## Required task
Render as a JSON list of strings the lines of the material beginning with the line that contains "486, 730, 496]" and continuing through the line that contains "398, 681, 408]", both included, with one string for each line and no other lines.

Layout region records:
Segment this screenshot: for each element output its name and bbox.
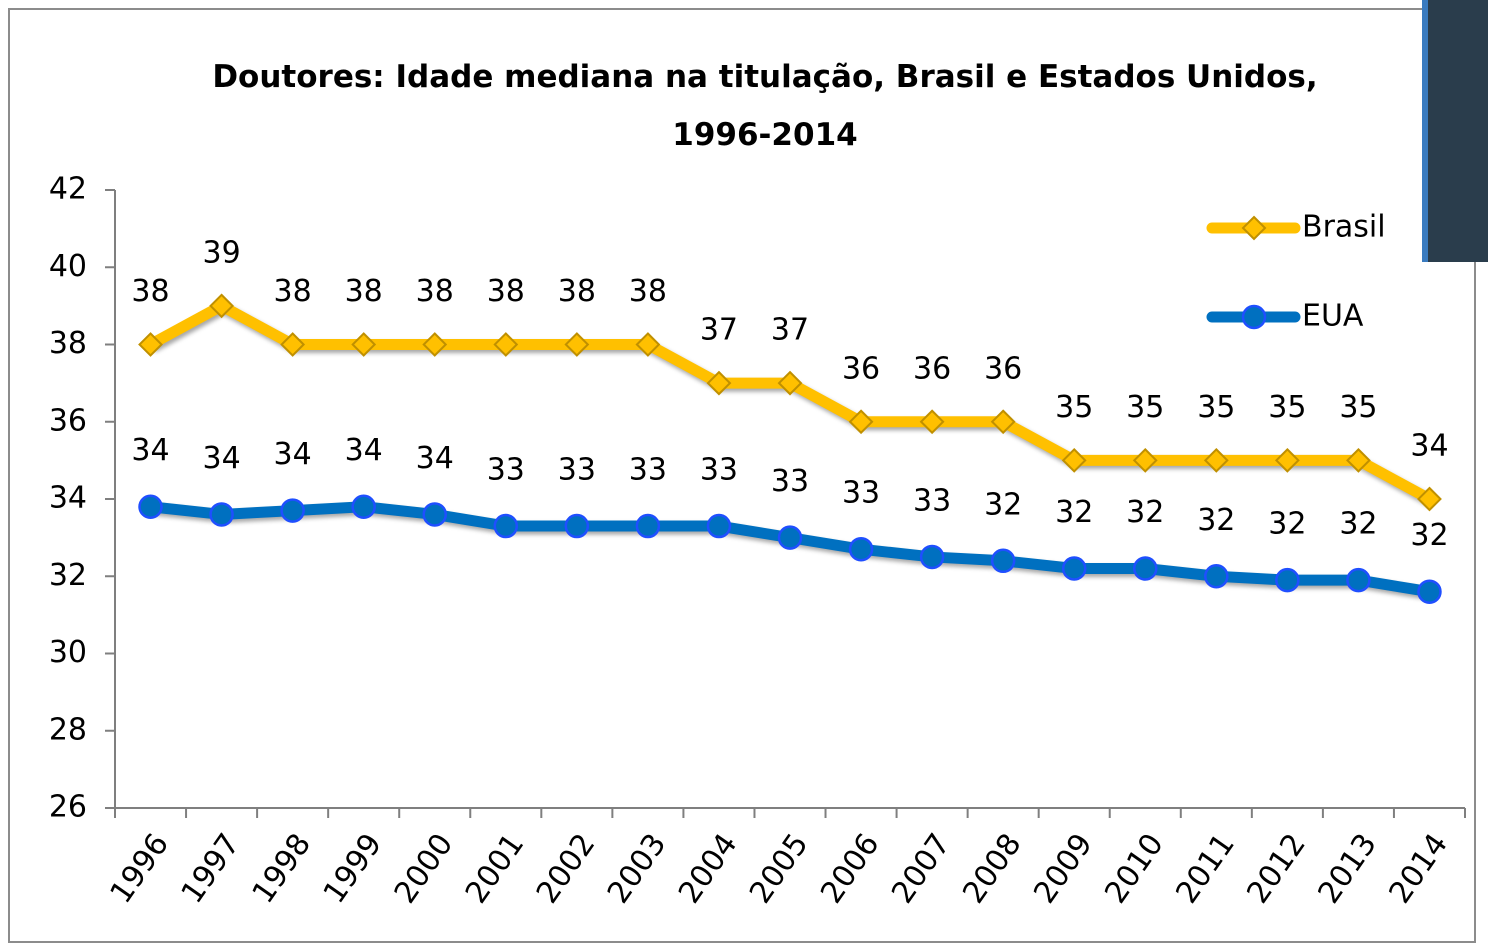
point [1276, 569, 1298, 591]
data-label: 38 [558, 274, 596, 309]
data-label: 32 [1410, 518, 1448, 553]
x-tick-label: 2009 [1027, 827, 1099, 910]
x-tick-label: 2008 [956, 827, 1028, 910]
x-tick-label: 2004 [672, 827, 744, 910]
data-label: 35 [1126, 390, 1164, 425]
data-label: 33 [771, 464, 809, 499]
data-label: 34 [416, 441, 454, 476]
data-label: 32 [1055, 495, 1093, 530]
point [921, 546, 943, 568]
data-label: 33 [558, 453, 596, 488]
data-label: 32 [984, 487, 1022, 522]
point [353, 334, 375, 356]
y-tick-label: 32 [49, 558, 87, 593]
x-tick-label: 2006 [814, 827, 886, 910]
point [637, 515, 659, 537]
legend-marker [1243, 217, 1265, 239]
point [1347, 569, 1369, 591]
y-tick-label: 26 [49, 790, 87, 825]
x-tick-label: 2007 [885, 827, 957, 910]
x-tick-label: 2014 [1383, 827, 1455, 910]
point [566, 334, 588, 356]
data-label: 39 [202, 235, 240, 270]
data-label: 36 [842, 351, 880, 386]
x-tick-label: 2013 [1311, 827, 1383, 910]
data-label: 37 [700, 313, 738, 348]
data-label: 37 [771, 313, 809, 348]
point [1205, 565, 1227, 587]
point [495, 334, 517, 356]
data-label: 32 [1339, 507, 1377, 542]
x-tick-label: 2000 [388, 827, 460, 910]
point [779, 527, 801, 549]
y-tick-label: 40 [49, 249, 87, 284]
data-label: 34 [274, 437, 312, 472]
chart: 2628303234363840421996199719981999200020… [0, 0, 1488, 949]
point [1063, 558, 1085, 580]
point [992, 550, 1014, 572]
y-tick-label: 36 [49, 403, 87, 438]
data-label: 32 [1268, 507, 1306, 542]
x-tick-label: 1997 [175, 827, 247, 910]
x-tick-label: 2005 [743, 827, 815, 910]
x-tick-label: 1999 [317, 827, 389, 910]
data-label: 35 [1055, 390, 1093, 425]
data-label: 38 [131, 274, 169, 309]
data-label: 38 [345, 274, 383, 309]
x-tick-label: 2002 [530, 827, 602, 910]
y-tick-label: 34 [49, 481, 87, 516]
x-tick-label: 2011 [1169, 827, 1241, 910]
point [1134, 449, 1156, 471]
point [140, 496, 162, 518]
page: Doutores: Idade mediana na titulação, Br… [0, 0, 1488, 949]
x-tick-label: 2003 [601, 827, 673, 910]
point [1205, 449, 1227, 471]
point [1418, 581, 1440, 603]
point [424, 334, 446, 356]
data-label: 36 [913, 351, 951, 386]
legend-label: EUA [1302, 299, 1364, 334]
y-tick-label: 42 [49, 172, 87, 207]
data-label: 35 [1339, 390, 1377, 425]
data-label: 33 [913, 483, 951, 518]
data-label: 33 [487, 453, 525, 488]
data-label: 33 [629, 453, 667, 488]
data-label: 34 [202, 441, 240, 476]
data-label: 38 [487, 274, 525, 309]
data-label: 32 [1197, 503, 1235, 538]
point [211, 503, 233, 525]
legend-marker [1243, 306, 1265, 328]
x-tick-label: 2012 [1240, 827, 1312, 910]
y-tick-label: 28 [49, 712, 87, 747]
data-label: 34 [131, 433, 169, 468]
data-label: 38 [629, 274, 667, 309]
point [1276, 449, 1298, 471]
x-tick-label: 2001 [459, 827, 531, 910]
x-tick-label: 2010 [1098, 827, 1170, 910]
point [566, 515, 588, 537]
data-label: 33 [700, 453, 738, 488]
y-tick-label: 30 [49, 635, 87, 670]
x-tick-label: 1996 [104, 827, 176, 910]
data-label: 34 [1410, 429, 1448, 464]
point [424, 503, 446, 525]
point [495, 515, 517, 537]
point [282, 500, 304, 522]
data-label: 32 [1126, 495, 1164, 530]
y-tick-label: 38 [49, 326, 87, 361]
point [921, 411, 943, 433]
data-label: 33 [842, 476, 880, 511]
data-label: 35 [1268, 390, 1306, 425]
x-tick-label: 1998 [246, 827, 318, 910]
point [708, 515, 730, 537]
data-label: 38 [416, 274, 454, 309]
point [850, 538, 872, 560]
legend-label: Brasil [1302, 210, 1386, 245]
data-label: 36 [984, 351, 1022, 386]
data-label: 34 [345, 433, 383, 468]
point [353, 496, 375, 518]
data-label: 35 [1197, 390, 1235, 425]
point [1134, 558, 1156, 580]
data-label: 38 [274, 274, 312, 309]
---
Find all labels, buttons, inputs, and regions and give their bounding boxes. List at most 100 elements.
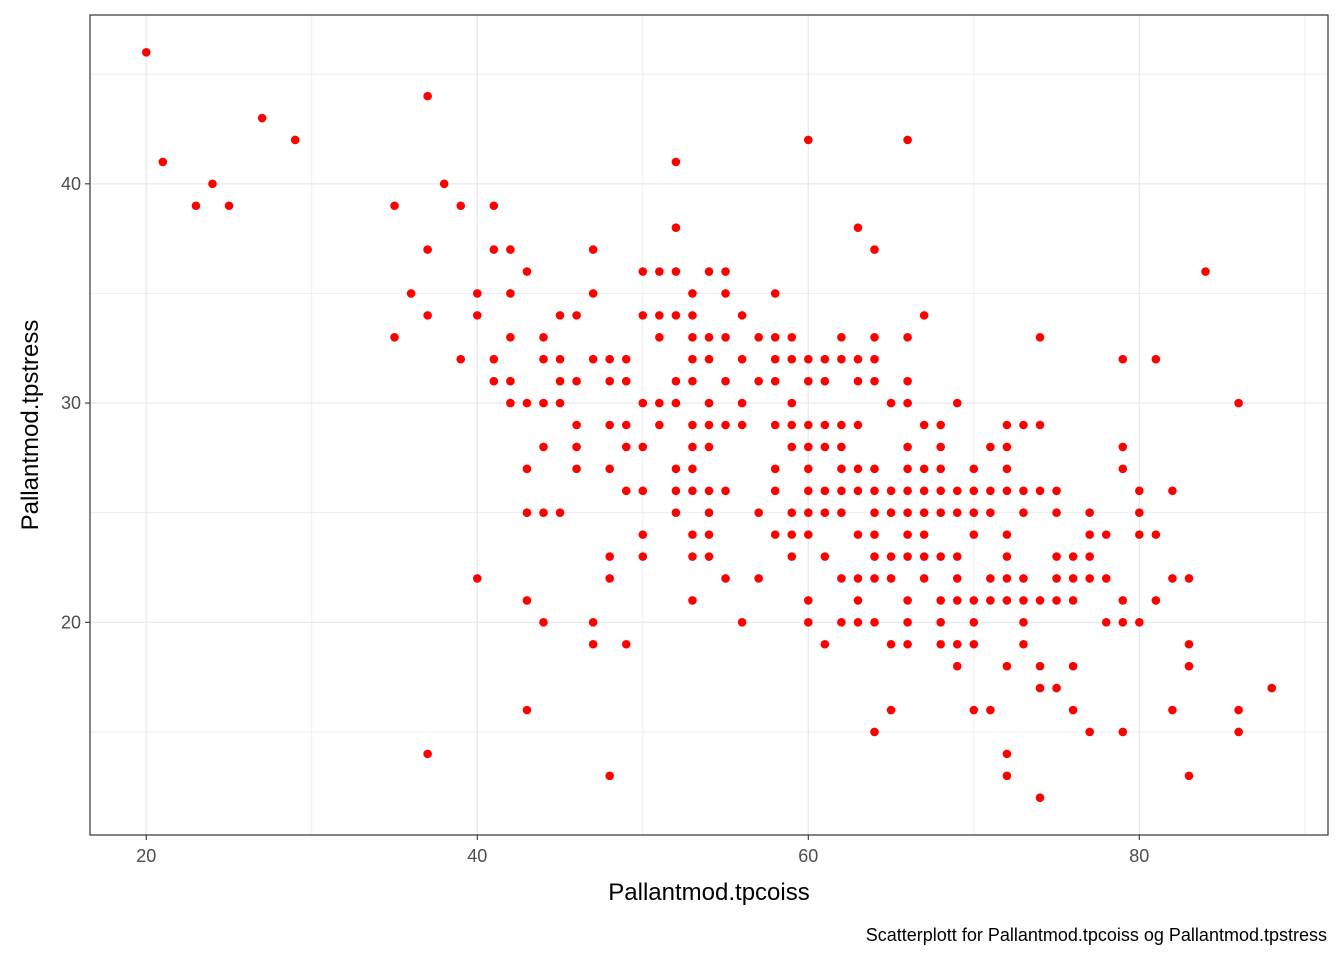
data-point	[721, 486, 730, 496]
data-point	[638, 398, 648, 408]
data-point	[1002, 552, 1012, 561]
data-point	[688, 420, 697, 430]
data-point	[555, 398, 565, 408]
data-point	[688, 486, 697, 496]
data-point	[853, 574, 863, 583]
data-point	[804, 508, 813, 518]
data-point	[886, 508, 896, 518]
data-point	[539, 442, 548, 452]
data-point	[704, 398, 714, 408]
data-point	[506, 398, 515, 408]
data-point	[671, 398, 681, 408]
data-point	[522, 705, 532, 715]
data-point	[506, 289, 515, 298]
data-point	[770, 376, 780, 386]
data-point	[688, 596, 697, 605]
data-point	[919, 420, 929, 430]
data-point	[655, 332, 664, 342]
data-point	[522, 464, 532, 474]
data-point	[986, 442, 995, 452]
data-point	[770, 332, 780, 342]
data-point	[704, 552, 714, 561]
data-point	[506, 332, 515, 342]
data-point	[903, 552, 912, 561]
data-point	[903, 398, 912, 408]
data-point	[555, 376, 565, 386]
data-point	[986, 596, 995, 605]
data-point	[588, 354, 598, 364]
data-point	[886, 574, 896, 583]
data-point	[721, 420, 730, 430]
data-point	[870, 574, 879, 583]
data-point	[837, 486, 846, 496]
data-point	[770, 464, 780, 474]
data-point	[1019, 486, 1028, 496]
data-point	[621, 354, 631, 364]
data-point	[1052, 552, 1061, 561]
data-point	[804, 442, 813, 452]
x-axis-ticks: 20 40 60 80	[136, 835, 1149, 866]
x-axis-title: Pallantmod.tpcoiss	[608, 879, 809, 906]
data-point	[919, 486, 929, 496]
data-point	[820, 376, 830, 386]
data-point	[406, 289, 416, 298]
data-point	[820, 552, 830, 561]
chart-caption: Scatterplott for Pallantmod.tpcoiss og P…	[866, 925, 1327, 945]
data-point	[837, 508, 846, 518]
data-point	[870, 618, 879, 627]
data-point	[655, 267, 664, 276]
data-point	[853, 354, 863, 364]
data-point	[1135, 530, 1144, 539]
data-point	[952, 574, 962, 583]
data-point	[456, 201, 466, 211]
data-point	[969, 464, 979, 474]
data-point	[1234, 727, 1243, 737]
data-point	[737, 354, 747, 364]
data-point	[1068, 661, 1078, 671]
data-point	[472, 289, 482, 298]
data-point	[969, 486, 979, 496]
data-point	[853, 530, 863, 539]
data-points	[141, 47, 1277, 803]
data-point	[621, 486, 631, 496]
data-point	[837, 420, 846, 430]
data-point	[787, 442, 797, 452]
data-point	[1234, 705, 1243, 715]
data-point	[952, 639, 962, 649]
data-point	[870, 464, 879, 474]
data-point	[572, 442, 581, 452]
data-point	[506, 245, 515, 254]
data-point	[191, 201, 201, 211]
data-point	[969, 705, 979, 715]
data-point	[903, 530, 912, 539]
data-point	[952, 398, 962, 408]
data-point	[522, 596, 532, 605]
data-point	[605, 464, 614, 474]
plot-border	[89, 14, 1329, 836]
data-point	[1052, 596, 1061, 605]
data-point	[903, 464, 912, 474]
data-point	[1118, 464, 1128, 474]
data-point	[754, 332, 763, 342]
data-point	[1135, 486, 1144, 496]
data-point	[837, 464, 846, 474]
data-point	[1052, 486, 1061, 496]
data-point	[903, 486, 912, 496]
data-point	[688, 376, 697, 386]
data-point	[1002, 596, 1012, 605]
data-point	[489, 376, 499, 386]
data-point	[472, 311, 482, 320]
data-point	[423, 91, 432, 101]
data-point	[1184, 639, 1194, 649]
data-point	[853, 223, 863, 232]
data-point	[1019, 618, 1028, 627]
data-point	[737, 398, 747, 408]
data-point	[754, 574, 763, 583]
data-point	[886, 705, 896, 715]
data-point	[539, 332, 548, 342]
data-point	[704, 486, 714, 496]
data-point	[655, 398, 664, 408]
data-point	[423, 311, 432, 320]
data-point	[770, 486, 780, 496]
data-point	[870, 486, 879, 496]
---
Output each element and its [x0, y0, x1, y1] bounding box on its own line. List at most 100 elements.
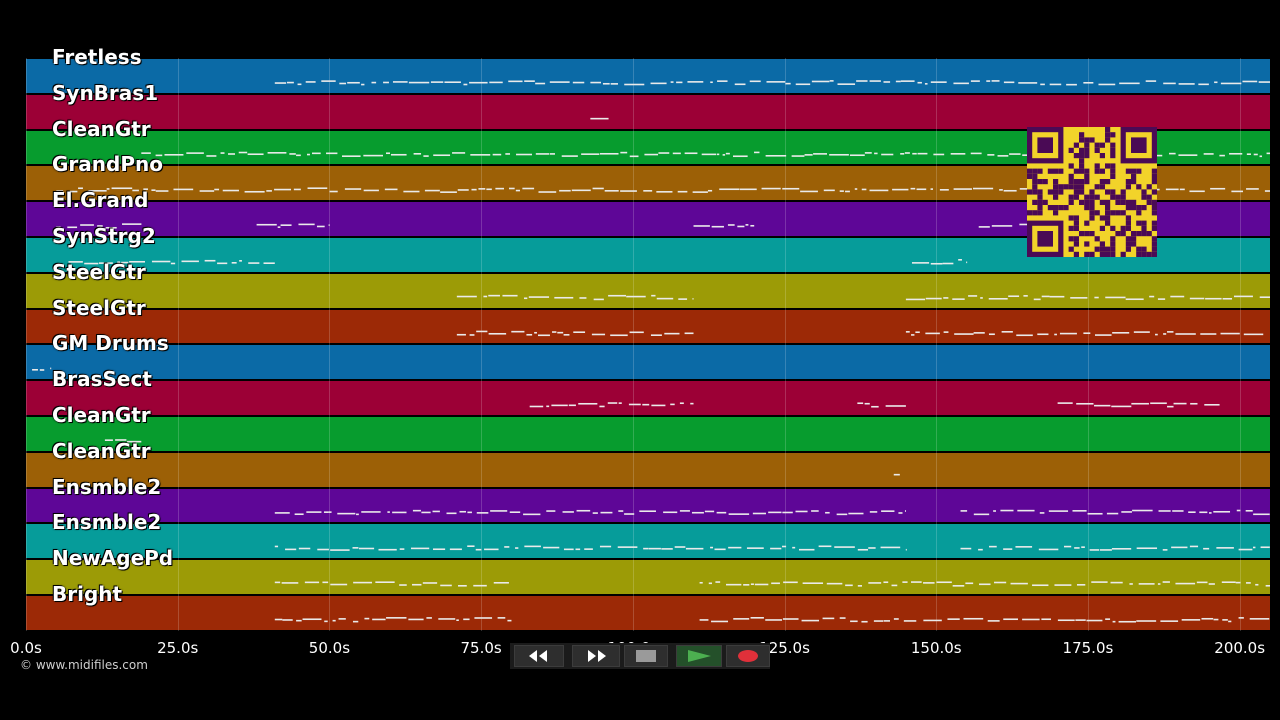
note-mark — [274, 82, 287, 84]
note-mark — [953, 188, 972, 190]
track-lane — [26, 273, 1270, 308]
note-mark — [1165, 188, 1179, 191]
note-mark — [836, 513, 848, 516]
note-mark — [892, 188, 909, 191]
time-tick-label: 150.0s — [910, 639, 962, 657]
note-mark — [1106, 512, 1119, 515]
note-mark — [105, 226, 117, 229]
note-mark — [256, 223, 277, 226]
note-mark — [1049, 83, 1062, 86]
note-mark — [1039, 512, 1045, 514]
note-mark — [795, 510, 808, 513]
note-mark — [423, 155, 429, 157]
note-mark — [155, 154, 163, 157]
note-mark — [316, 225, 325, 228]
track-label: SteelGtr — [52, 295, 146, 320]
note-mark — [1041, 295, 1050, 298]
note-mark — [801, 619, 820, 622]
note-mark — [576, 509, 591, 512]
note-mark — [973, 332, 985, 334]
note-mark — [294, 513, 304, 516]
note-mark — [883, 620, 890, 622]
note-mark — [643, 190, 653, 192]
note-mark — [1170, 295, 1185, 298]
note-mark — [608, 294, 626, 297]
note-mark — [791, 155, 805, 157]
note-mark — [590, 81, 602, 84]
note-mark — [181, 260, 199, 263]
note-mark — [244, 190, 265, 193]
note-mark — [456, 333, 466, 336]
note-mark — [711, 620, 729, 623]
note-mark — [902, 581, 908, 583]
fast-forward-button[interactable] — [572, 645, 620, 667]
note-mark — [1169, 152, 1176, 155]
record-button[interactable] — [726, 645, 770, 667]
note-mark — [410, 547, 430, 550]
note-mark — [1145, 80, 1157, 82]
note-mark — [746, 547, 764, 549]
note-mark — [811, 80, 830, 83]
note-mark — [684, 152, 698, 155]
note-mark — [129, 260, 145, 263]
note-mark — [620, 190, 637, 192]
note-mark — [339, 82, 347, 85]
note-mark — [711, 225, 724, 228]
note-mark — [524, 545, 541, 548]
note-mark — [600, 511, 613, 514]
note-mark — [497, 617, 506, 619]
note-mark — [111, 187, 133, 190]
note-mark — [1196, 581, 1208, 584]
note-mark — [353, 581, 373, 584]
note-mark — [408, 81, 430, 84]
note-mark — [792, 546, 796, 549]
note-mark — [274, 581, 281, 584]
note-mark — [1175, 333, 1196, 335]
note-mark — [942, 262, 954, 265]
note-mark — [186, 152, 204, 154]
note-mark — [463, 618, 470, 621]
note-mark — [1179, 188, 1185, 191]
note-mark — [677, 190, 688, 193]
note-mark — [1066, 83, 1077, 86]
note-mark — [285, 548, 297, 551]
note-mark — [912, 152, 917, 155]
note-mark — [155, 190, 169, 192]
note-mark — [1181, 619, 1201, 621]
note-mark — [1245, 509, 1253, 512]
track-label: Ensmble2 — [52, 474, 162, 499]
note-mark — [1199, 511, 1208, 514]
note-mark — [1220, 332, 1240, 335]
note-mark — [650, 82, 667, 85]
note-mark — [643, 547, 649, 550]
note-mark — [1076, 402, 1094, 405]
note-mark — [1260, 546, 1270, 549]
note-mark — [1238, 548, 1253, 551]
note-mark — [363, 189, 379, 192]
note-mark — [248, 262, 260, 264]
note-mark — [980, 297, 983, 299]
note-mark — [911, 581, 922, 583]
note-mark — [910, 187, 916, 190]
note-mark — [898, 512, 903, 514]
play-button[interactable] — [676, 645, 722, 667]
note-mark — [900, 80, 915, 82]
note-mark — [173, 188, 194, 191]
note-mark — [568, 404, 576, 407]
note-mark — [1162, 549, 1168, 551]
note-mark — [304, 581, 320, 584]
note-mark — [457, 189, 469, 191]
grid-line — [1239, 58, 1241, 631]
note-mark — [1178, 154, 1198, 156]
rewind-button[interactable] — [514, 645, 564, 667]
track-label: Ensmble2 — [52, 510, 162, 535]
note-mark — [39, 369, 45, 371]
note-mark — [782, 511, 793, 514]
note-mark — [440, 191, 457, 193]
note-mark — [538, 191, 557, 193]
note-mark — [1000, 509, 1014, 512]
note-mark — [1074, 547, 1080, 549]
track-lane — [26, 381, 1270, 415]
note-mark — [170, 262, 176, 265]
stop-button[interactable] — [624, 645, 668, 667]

## Problem solution
[
  "data-point\t[721, 486, 730, 496]",
  "data-point\t[638, 398, 648, 408]",
  "data-point\t[1002, 552, 1012, 561]",
  "data-point\t[688, 420, 697, 430]",
  "data-point\t[555, 398, 565, 408]",
  "data-point\t[688, 486, 697, 496]",
  "data-point\t[853, 574, 863, 583]",
  "data-point\t[804, 508, 813, 518]",
  "data-point\t[886, 508, 896, 518]",
  "data-point\t[539, 442, 548, 452]",
  "data-point\t[704, 398, 714, 408]",
  "data-point\t[506, 398, 515, 408]",
  "data-point\t[671, 398, 681, 408]"
]